> [Problem]: Leave out the pictures, then reproduce the rest of the material exactly.

> [Raw records]:
>>>

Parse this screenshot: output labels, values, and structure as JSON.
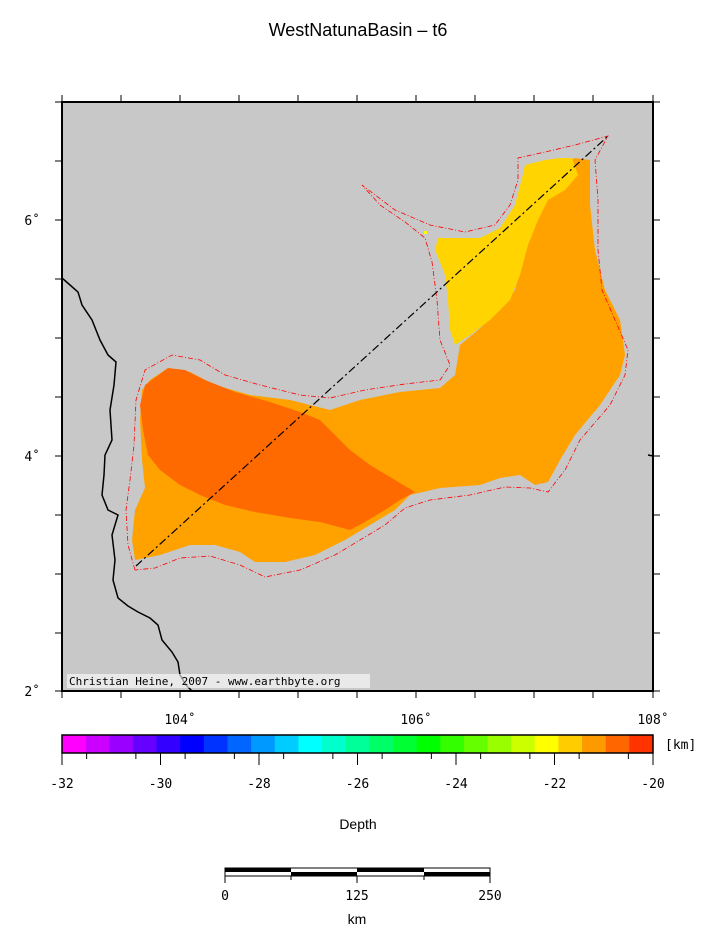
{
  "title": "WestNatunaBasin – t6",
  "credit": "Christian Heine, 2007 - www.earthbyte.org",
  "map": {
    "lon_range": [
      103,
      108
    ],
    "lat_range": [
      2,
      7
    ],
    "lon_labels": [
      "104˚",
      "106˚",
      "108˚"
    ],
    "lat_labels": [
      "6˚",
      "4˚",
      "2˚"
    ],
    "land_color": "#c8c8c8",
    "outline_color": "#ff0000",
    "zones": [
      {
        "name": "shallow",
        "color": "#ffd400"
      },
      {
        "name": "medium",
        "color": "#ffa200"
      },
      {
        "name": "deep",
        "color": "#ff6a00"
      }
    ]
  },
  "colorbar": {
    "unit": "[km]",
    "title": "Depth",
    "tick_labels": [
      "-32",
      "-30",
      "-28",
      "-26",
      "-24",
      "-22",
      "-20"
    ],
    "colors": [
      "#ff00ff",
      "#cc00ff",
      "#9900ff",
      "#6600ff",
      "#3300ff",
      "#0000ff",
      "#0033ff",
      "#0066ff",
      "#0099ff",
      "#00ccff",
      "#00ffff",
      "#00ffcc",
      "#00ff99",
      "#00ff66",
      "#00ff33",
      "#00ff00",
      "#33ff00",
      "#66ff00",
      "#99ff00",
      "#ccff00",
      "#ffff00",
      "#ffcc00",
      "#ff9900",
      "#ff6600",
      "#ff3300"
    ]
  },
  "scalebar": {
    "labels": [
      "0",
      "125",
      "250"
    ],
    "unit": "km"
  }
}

<<<

> [Task solution]:
Parse this screenshot: output labels, values, and structure as JSON.
{
  "title": "WestNatunaBasin – t6",
  "credit": "Christian Heine, 2007 - www.earthbyte.org",
  "map": {
    "lon_range": [
      103,
      108
    ],
    "lat_range": [
      2,
      7
    ],
    "lon_labels": [
      "104˚",
      "106˚",
      "108˚"
    ],
    "lat_labels": [
      "6˚",
      "4˚",
      "2˚"
    ],
    "land_color": "#c8c8c8",
    "outline_color": "#ff0000",
    "zones": [
      {
        "name": "shallow",
        "color": "#ffd400"
      },
      {
        "name": "medium",
        "color": "#ffa200"
      },
      {
        "name": "deep",
        "color": "#ff6a00"
      }
    ]
  },
  "colorbar": {
    "unit": "[km]",
    "title": "Depth",
    "tick_labels": [
      "-32",
      "-30",
      "-28",
      "-26",
      "-24",
      "-22",
      "-20"
    ],
    "colors": [
      "#ff00ff",
      "#cc00ff",
      "#9900ff",
      "#6600ff",
      "#3300ff",
      "#0000ff",
      "#0033ff",
      "#0066ff",
      "#0099ff",
      "#00ccff",
      "#00ffff",
      "#00ffcc",
      "#00ff99",
      "#00ff66",
      "#00ff33",
      "#00ff00",
      "#33ff00",
      "#66ff00",
      "#99ff00",
      "#ccff00",
      "#ffff00",
      "#ffcc00",
      "#ff9900",
      "#ff6600",
      "#ff3300"
    ]
  },
  "scalebar": {
    "labels": [
      "0",
      "125",
      "250"
    ],
    "unit": "km"
  }
}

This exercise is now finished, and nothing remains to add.